— begin Records to use —
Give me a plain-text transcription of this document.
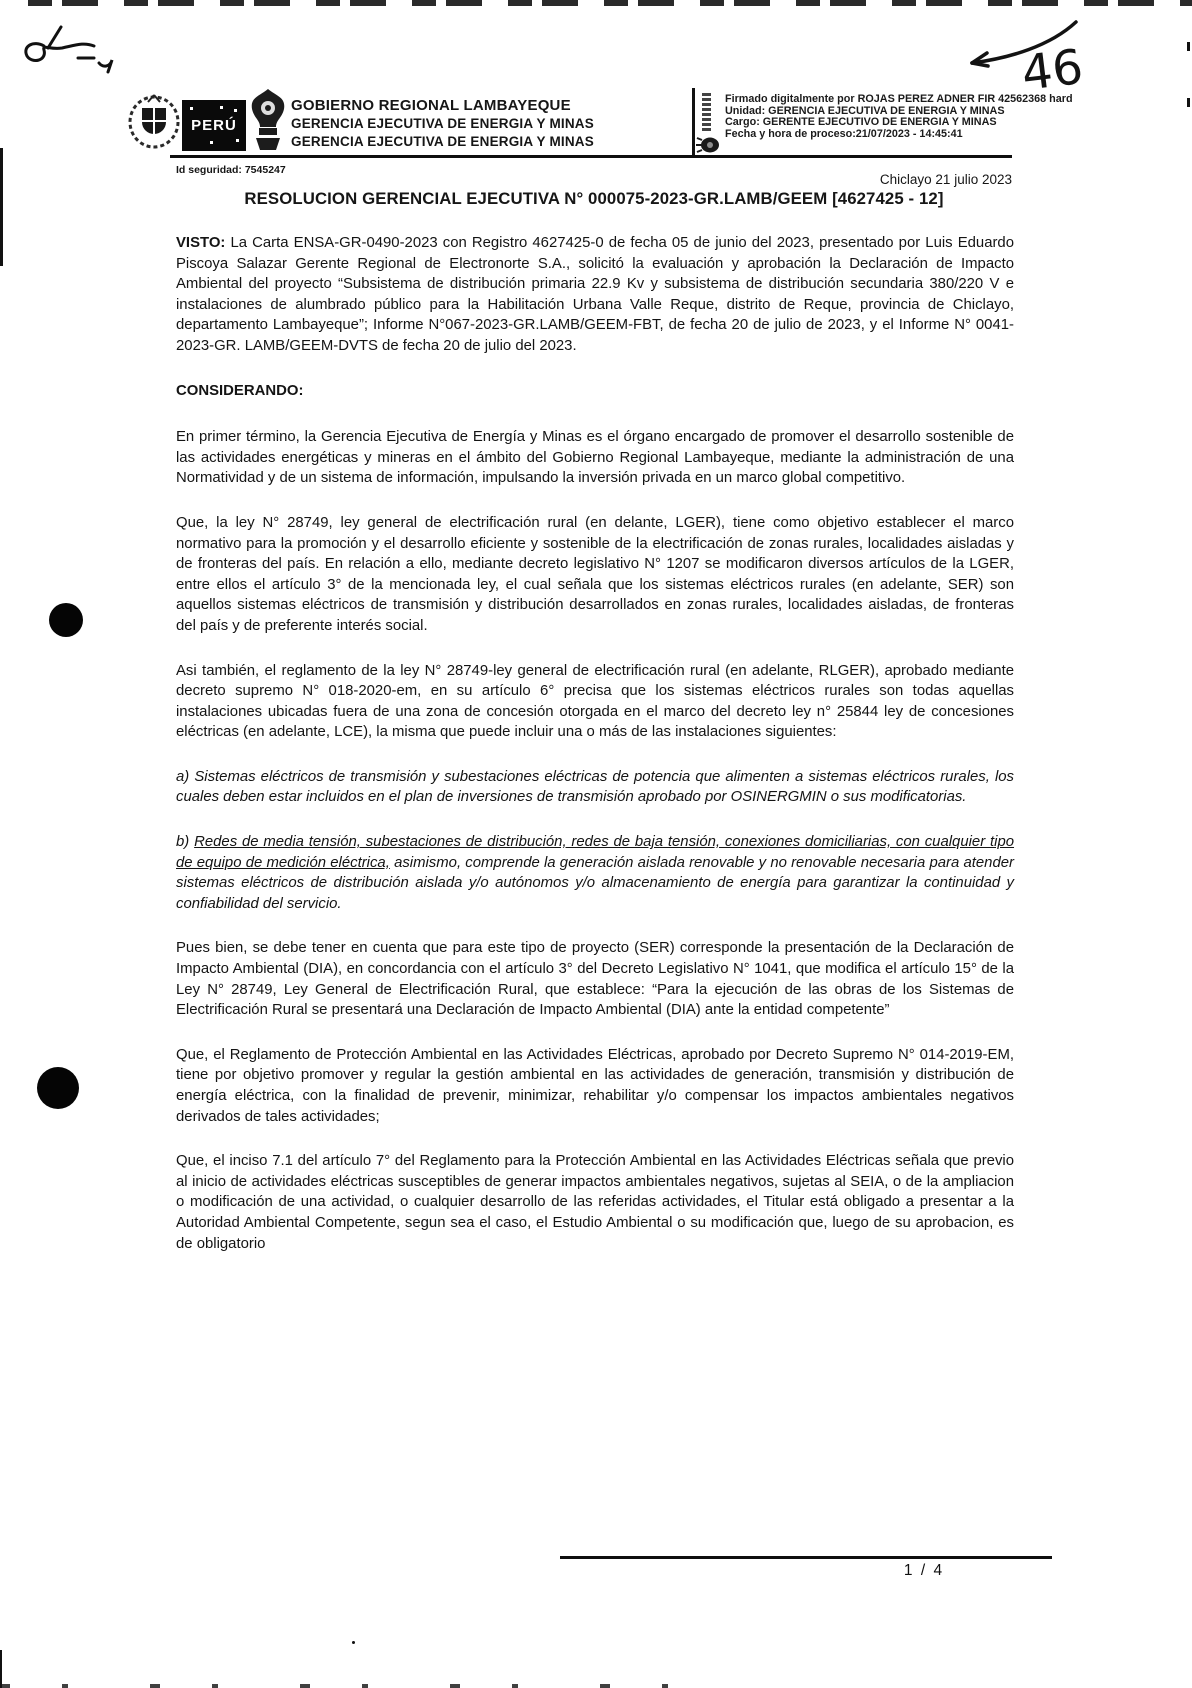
46
PERÚ
GOBIERNO REGIONAL LAMBAYEQUE
GERENCIA EJECUTIVA DE ENERGIA Y MINAS
GERENCIA EJECUTIVA DE ENERGIA Y MINAS
Firmado digitalmente por ROJAS PEREZ ADNER FIR 42562368 hard
Unidad: GERENCIA EJECUTIVA DE ENERGIA Y MINAS
Cargo: GERENTE EJECUTIVO DE ENERGIA Y MINAS
Fecha y hora de proceso:21/07/2023 - 14:45:41
Id seguridad: 7545247
Chiclayo 21 julio 2023
RESOLUCION GERENCIAL EJECUTIVA N° 000075-2023-GR.LAMB/GEEM [4627425 - 12]

VISTO: La Carta ENSA-GR-0490-2023 con Registro 4627425-0 de fecha 05 de junio del 2023, presentado por Luis Eduardo Piscoya Salazar Gerente Regional de Electronorte S.A., solicitó la evaluación y aprobación la Declaración de Impacto Ambiental del proyecto “Subsistema de distribución primaria 22.9 Kv y subsistema de distribución secundaria 380/220 V e instalaciones de alumbrado público para la Habilitación Urbana Valle Reque, distrito de Reque, provincia de Chiclayo, departamento Lambayeque”; Informe N°067-2023-GR.LAMB/GEEM-FBT, de fecha 20 de julio de 2023, y el Informe N° 0041-2023-GR. LAMB/GEEM-DVTS de fecha 20 de julio del 2023.

CONSIDERANDO:

En primer término, la Gerencia Ejecutiva de Energía y Minas es el órgano encargado de promover el desarrollo sostenible de las actividades energéticas y mineras en el ámbito del Gobierno Regional Lambayeque, mediante la administración de una Normatividad y de un sistema de información, impulsando la inversión privada en un marco global competitivo.

Que, la ley N° 28749, ley general de electrificación rural (en delante, LGER), tiene como objetivo establecer el marco normativo para la promoción y el desarrollo eficiente y sostenible de la electrificación de zonas rurales, localidades aisladas y de fronteras del país. En relación a ello, mediante decreto legislativo N° 1207 se modificaron diversos artículos de la LGER, entre ellos el artículo 3° de la mencionada ley, el cual señala que los sistemas eléctricos rurales (en adelante, SER) son aquellos sistemas eléctricos de transmisión y distribución desarrollados en zonas rurales, localidades aisladas, de fronteras del país y de preferente interés social.

Asi también, el reglamento de la ley N° 28749-ley general de electrificación rural (en adelante, RLGER), aprobado mediante decreto supremo N° 018-2020-em, en su artículo 6° precisa que los sistemas eléctricos rurales son todas aquellas instalaciones ubicadas fuera de una zona de concesión otorgada en el marco del decreto ley n° 25844 ley de concesiones eléctricas (en adelante, LCE), la misma que puede incluir una o más de las instalaciones siguientes:

a) Sistemas eléctricos de transmisión y subestaciones eléctricas de potencia que alimenten a sistemas eléctricos rurales, los cuales deben estar incluidos en el plan de inversiones de transmisión aprobado por OSINERGMIN o sus modificatorias.

b) Redes de media tensión, subestaciones de distribución, redes de baja tensión, conexiones domiciliarias, con cualquier tipo de equipo de medición eléctrica, asimismo, comprende la generación aislada renovable y no renovable necesaria para atender sistemas eléctricos de distribución aislada y/o autónomos y/o almacenamiento de energía para garantizar la continuidad y confiabilidad del servicio.

Pues bien, se debe tener en cuenta que para este tipo de proyecto (SER) corresponde la presentación de la Declaración de Impacto Ambiental (DIA), en concordancia con el artículo 3° del Decreto Legislativo N° 1041, que modifica el artículo 15° de la Ley N° 28749, Ley General de Electrificación Rural, que establece: “Para la ejecución de las obras de los Sistemas de Electrificación Rural se presentará una Declaración de Impacto Ambiental (DIA) ante la entidad competente”

Que, el Reglamento de Protección Ambiental en las Actividades Eléctricas, aprobado por Decreto Supremo N° 014-2019-EM, tiene por objetivo promover y regular la gestión ambiental en las actividades de generación, transmisión y distribución de energía eléctrica, con la finalidad de prevenir, minimizar, rehabilitar y/o compensar los impactos ambientales negativos derivados de tales actividades;

Que, el inciso 7.1 del artículo 7° del Reglamento para la Protección Ambiental en las Actividades Eléctricas señala que previo al inicio de actividades eléctricas susceptibles de generar impactos ambientales negativos, sujetas al SEIA, o de la ampliacion o modificación de una actividad, o cualquier desarrollo de las referidas actividades, el Titular está obligado a presentar a la Autoridad Ambiental Competente, segun sea el caso, el Estudio Ambiental o su modificación que, luego de su aprobacion, es de obligatorio

1 / 4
— end Records to use —
• _Set task_:
Images must not appear in the copy; reproduce everything else in the records verbatim.

• _Result_:
Give me a plain-text transcription of this document.
46
PERÚ
GOBIERNO REGIONAL LAMBAYEQUE
GERENCIA EJECUTIVA DE ENERGIA Y MINAS
GERENCIA EJECUTIVA DE ENERGIA Y MINAS
Firmado digitalmente por ROJAS PEREZ ADNER FIR 42562368 hard
Unidad: GERENCIA EJECUTIVA DE ENERGIA Y MINAS
Cargo: GERENTE EJECUTIVO DE ENERGIA Y MINAS
Fecha y hora de proceso:21/07/2023 - 14:45:41
Id seguridad: 7545247
Chiclayo 21 julio 2023
RESOLUCION GERENCIAL EJECUTIVA N° 000075-2023-GR.LAMB/GEEM [4627425 - 12]

VISTO: La Carta ENSA-GR-0490-2023 con Registro 4627425-0 de fecha 05 de junio del 2023, presentado por Luis Eduardo Piscoya Salazar Gerente Regional de Electronorte S.A., solicitó la evaluación y aprobación la Declaración de Impacto Ambiental del proyecto “Subsistema de distribución primaria 22.9 Kv y subsistema de distribución secundaria 380/220 V e instalaciones de alumbrado público para la Habilitación Urbana Valle Reque, distrito de Reque, provincia de Chiclayo, departamento Lambayeque”; Informe N°067-2023-GR.LAMB/GEEM-FBT, de fecha 20 de julio de 2023, y el Informe N° 0041-2023-GR. LAMB/GEEM-DVTS de fecha 20 de julio del 2023.

CONSIDERANDO:

En primer término, la Gerencia Ejecutiva de Energía y Minas es el órgano encargado de promover el desarrollo sostenible de las actividades energéticas y mineras en el ámbito del Gobierno Regional Lambayeque, mediante la administración de una Normatividad y de un sistema de información, impulsando la inversión privada en un marco global competitivo.

Que, la ley N° 28749, ley general de electrificación rural (en delante, LGER), tiene como objetivo establecer el marco normativo para la promoción y el desarrollo eficiente y sostenible de la electrificación de zonas rurales, localidades aisladas y de fronteras del país. En relación a ello, mediante decreto legislativo N° 1207 se modificaron diversos artículos de la LGER, entre ellos el artículo 3° de la mencionada ley, el cual señala que los sistemas eléctricos rurales (en adelante, SER) son aquellos sistemas eléctricos de transmisión y distribución desarrollados en zonas rurales, localidades aisladas, de fronteras del país y de preferente interés social.

Asi también, el reglamento de la ley N° 28749-ley general de electrificación rural (en adelante, RLGER), aprobado mediante decreto supremo N° 018-2020-em, en su artículo 6° precisa que los sistemas eléctricos rurales son todas aquellas instalaciones ubicadas fuera de una zona de concesión otorgada en el marco del decreto ley n° 25844 ley de concesiones eléctricas (en adelante, LCE), la misma que puede incluir una o más de las instalaciones siguientes:

a) Sistemas eléctricos de transmisión y subestaciones eléctricas de potencia que alimenten a sistemas eléctricos rurales, los cuales deben estar incluidos en el plan de inversiones de transmisión aprobado por OSINERGMIN o sus modificatorias.

b) Redes de media tensión, subestaciones de distribución, redes de baja tensión, conexiones domiciliarias, con cualquier tipo de equipo de medición eléctrica, asimismo, comprende la generación aislada renovable y no renovable necesaria para atender sistemas eléctricos de distribución aislada y/o autónomos y/o almacenamiento de energía para garantizar la continuidad y confiabilidad del servicio.

Pues bien, se debe tener en cuenta que para este tipo de proyecto (SER) corresponde la presentación de la Declaración de Impacto Ambiental (DIA), en concordancia con el artículo 3° del Decreto Legislativo N° 1041, que modifica el artículo 15° de la Ley N° 28749, Ley General de Electrificación Rural, que establece: “Para la ejecución de las obras de los Sistemas de Electrificación Rural se presentará una Declaración de Impacto Ambiental (DIA) ante la entidad competente”

Que, el Reglamento de Protección Ambiental en las Actividades Eléctricas, aprobado por Decreto Supremo N° 014-2019-EM, tiene por objetivo promover y regular la gestión ambiental en las actividades de generación, transmisión y distribución de energía eléctrica, con la finalidad de prevenir, minimizar, rehabilitar y/o compensar los impactos ambientales negativos derivados de tales actividades;

Que, el inciso 7.1 del artículo 7° del Reglamento para la Protección Ambiental en las Actividades Eléctricas señala que previo al inicio de actividades eléctricas susceptibles de generar impactos ambientales negativos, sujetas al SEIA, o de la ampliacion o modificación de una actividad, o cualquier desarrollo de las referidas actividades, el Titular está obligado a presentar a la Autoridad Ambiental Competente, segun sea el caso, el Estudio Ambiental o su modificación que, luego de su aprobacion, es de obligatorio

1 / 4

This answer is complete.